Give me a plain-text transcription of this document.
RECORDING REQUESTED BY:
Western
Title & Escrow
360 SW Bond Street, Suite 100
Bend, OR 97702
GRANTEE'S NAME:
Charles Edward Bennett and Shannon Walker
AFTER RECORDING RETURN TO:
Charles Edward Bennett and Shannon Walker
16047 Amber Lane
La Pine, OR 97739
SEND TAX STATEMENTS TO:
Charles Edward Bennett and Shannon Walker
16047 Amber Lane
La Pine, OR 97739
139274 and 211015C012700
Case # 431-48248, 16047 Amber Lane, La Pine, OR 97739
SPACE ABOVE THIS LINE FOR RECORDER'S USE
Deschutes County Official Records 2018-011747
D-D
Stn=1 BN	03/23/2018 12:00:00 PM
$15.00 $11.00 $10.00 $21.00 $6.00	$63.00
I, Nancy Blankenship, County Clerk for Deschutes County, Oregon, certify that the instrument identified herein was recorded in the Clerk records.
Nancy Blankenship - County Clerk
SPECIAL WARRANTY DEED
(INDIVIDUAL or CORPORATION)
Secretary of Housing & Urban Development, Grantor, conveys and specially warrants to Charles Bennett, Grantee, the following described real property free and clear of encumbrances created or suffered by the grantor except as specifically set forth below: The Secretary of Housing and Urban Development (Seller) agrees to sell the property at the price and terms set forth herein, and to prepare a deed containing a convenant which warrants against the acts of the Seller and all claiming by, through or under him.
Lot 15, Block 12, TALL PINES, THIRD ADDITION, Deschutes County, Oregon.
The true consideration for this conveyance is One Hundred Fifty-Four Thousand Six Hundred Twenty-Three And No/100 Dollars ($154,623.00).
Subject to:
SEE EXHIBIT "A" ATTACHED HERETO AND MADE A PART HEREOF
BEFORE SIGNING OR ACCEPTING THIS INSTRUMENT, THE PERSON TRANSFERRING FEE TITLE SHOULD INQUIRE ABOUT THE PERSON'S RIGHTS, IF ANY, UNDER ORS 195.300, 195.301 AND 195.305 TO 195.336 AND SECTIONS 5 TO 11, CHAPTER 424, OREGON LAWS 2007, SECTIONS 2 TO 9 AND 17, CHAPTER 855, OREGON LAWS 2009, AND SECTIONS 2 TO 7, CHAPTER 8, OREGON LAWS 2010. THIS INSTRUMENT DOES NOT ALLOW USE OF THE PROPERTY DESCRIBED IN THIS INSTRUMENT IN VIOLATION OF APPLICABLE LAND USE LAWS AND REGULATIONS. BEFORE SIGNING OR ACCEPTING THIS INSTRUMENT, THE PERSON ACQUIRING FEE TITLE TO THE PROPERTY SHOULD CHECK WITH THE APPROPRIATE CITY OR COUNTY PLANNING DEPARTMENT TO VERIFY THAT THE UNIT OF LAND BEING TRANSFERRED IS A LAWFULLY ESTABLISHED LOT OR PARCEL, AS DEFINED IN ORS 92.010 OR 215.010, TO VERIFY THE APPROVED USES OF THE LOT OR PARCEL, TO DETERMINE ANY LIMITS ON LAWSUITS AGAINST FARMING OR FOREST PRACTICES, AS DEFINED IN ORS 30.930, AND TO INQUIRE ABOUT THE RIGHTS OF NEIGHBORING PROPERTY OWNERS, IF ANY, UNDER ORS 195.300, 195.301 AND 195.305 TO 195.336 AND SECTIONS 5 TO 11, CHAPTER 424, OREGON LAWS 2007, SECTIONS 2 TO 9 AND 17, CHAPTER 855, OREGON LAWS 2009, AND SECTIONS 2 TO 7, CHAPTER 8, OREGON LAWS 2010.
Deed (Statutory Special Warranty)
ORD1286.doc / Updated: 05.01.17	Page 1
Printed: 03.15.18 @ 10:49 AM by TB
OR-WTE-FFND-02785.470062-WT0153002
= = = = =
• _Stated exercise_: Print the whole listing again, exactly.

• _Answer to the problem_:
Give me a plain-text transcription of this document.
RECORDING REQUESTED BY:
Western
Title & Escrow
360 SW Bond Street, Suite 100
Bend, OR 97702
GRANTEE'S NAME:
Charles Edward Bennett and Shannon Walker
AFTER RECORDING RETURN TO:
Charles Edward Bennett and Shannon Walker
16047 Amber Lane
La Pine, OR 97739
SEND TAX STATEMENTS TO:
Charles Edward Bennett and Shannon Walker
16047 Amber Lane
La Pine, OR 97739
139274 and 211015C012700
Case # 431-48248, 16047 Amber Lane, La Pine, OR 97739
SPACE ABOVE THIS LINE FOR RECORDER'S USE
Deschutes County Official Records 2018-011747
D-D
Stn=1 BN	03/23/2018 12:00:00 PM
$15.00 $11.00 $10.00 $21.00 $6.00	$63.00
I, Nancy Blankenship, County Clerk for Deschutes County, Oregon, certify that the instrument identified herein was recorded in the Clerk records.
Nancy Blankenship - County Clerk
SPECIAL WARRANTY DEED
(INDIVIDUAL or CORPORATION)
Secretary of Housing & Urban Development, Grantor, conveys and specially warrants to Charles Bennett, Grantee, the following described real property free and clear of encumbrances created or suffered by the grantor except as specifically set forth below: The Secretary of Housing and Urban Development (Seller) agrees to sell the property at the price and terms set forth herein, and to prepare a deed containing a convenant which warrants against the acts of the Seller and all claiming by, through or under him.
Lot 15, Block 12, TALL PINES, THIRD ADDITION, Deschutes County, Oregon.
The true consideration for this conveyance is One Hundred Fifty-Four Thousand Six Hundred Twenty-Three And No/100 Dollars ($154,623.00).
Subject to:
SEE EXHIBIT "A" ATTACHED HERETO AND MADE A PART HEREOF
BEFORE SIGNING OR ACCEPTING THIS INSTRUMENT, THE PERSON TRANSFERRING FEE TITLE SHOULD INQUIRE ABOUT THE PERSON'S RIGHTS, IF ANY, UNDER ORS 195.300, 195.301 AND 195.305 TO 195.336 AND SECTIONS 5 TO 11, CHAPTER 424, OREGON LAWS 2007, SECTIONS 2 TO 9 AND 17, CHAPTER 855, OREGON LAWS 2009, AND SECTIONS 2 TO 7, CHAPTER 8, OREGON LAWS 2010. THIS INSTRUMENT DOES NOT ALLOW USE OF THE PROPERTY DESCRIBED IN THIS INSTRUMENT IN VIOLATION OF APPLICABLE LAND USE LAWS AND REGULATIONS. BEFORE SIGNING OR ACCEPTING THIS INSTRUMENT, THE PERSON ACQUIRING FEE TITLE TO THE PROPERTY SHOULD CHECK WITH THE APPROPRIATE CITY OR COUNTY PLANNING DEPARTMENT TO VERIFY THAT THE UNIT OF LAND BEING TRANSFERRED IS A LAWFULLY ESTABLISHED LOT OR PARCEL, AS DEFINED IN ORS 92.010 OR 215.010, TO VERIFY THE APPROVED USES OF THE LOT OR PARCEL, TO DETERMINE ANY LIMITS ON LAWSUITS AGAINST FARMING OR FOREST PRACTICES, AS DEFINED IN ORS 30.930, AND TO INQUIRE ABOUT THE RIGHTS OF NEIGHBORING PROPERTY OWNERS, IF ANY, UNDER ORS 195.300, 195.301 AND 195.305 TO 195.336 AND SECTIONS 5 TO 11, CHAPTER 424, OREGON LAWS 2007, SECTIONS 2 TO 9 AND 17, CHAPTER 855, OREGON LAWS 2009, AND SECTIONS 2 TO 7, CHAPTER 8, OREGON LAWS 2010.
Deed (Statutory Special Warranty)
ORD1286.doc / Updated: 05.01.17	Page 1
Printed: 03.15.18 @ 10:49 AM by TB
OR-WTE-FFND-02785.470062-WT0153002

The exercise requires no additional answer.